>> begin

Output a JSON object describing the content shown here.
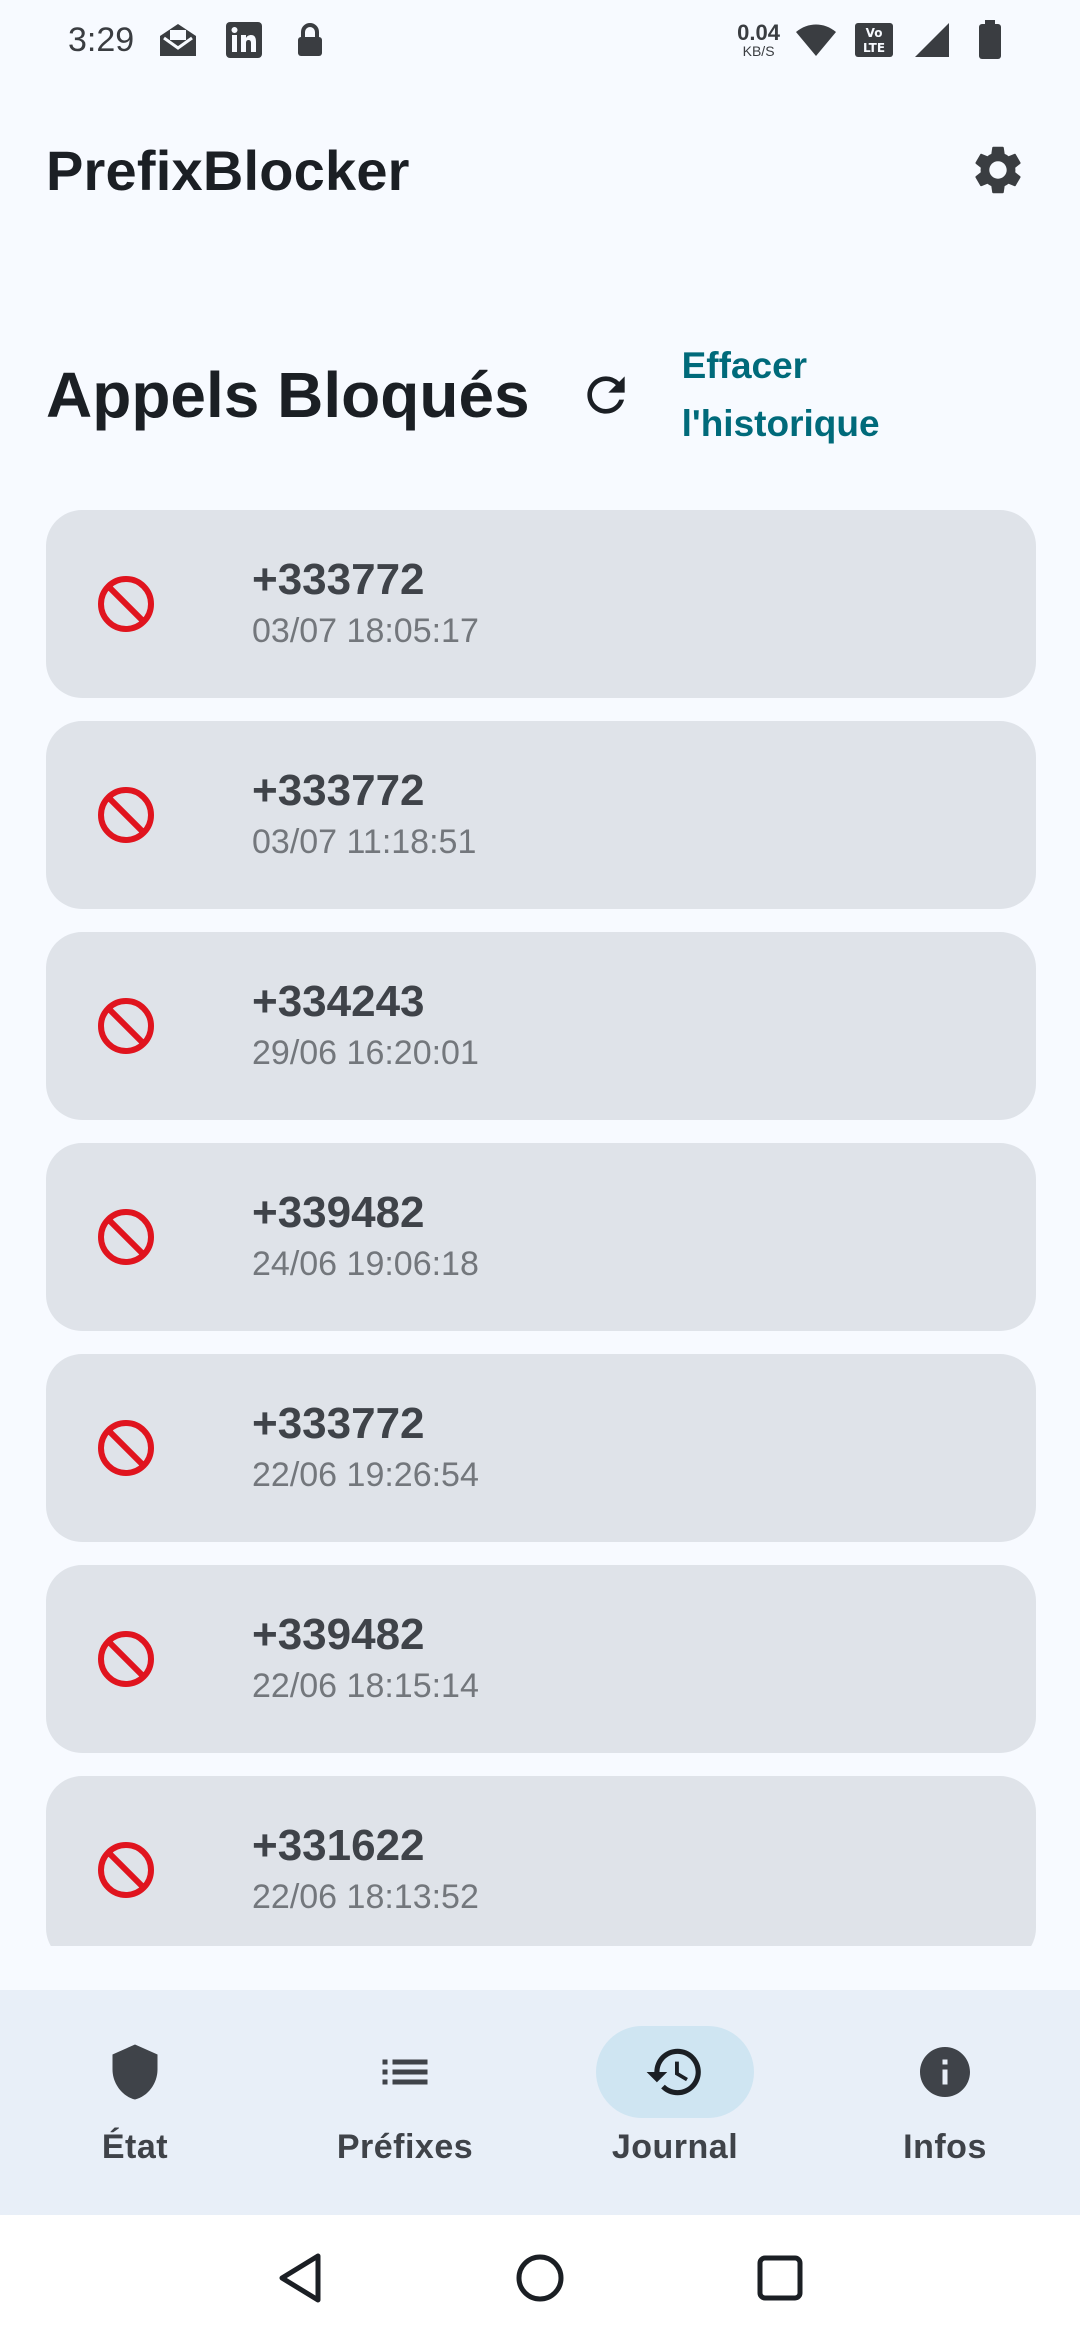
{
  "status_bar": {
    "time": "3:29",
    "net_speed": "0.04",
    "net_unit": "KB/S",
    "icons_left": [
      "mail-icon",
      "linkedin-icon",
      "lock-icon"
    ],
    "icons_right": [
      "wifi-icon",
      "volte-icon",
      "signal-icon",
      "battery-icon"
    ]
  },
  "app_bar": {
    "title": "PrefixBlocker",
    "settings_icon": "gear-icon"
  },
  "section": {
    "title": "Appels Bloqués",
    "clear_history_line1": "Effacer",
    "clear_history_line2": "l'historique"
  },
  "calls": [
    {
      "number": "+333772",
      "time": "03/07 18:05:17"
    },
    {
      "number": "+333772",
      "time": "03/07 11:18:51"
    },
    {
      "number": "+334243",
      "time": "29/06 16:20:01"
    },
    {
      "number": "+339482",
      "time": "24/06 19:06:18"
    },
    {
      "number": "+333772",
      "time": "22/06 19:26:54"
    },
    {
      "number": "+339482",
      "time": "22/06 18:15:14"
    },
    {
      "number": "+331622",
      "time": "22/06 18:13:52"
    }
  ],
  "bottom_nav": {
    "items": [
      {
        "label": "État",
        "icon": "shield-icon"
      },
      {
        "label": "Préfixes",
        "icon": "list-icon"
      },
      {
        "label": "Journal",
        "icon": "history-icon"
      },
      {
        "label": "Infos",
        "icon": "info-icon"
      }
    ],
    "active": "Journal"
  },
  "colors": {
    "background": "#f7faff",
    "card": "#dfe3e9",
    "accent": "#006a7a",
    "block_red": "#e0141e",
    "nav_bg": "#e8eff8",
    "nav_active_pill": "#cfe5f2"
  }
}
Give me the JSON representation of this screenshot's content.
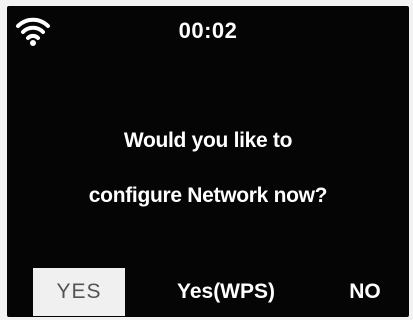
{
  "status_bar": {
    "icon": "wifi-icon",
    "time": "00:02"
  },
  "dialog": {
    "message_line1": "Would you like to",
    "message_line2": "configure Network now?"
  },
  "options": [
    {
      "label": "YES",
      "selected": true
    },
    {
      "label": "Yes(WPS)",
      "selected": false
    },
    {
      "label": "NO",
      "selected": false
    }
  ],
  "colors": {
    "screen_background": "#050505",
    "text": "#ffffff",
    "selection_background": "#f0f0f0",
    "selection_text": "#555555"
  }
}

>> end

WORK TO COMPLETE:
Pick out every line above that contains the word "time" and copy it.

THE COMPLETED TASK:
    "time": "3:29",
      "time": "03/07 18:05:17"
      "time": "03/07 11:18:51"
      "time": "29/06 16:20:01"
      "time": "24/06 19:06:18"
      "time": "22/06 19:26:54"
      "time": "22/06 18:15:14"
      "time": "22/06 18:13:52"
    "time": "00:02"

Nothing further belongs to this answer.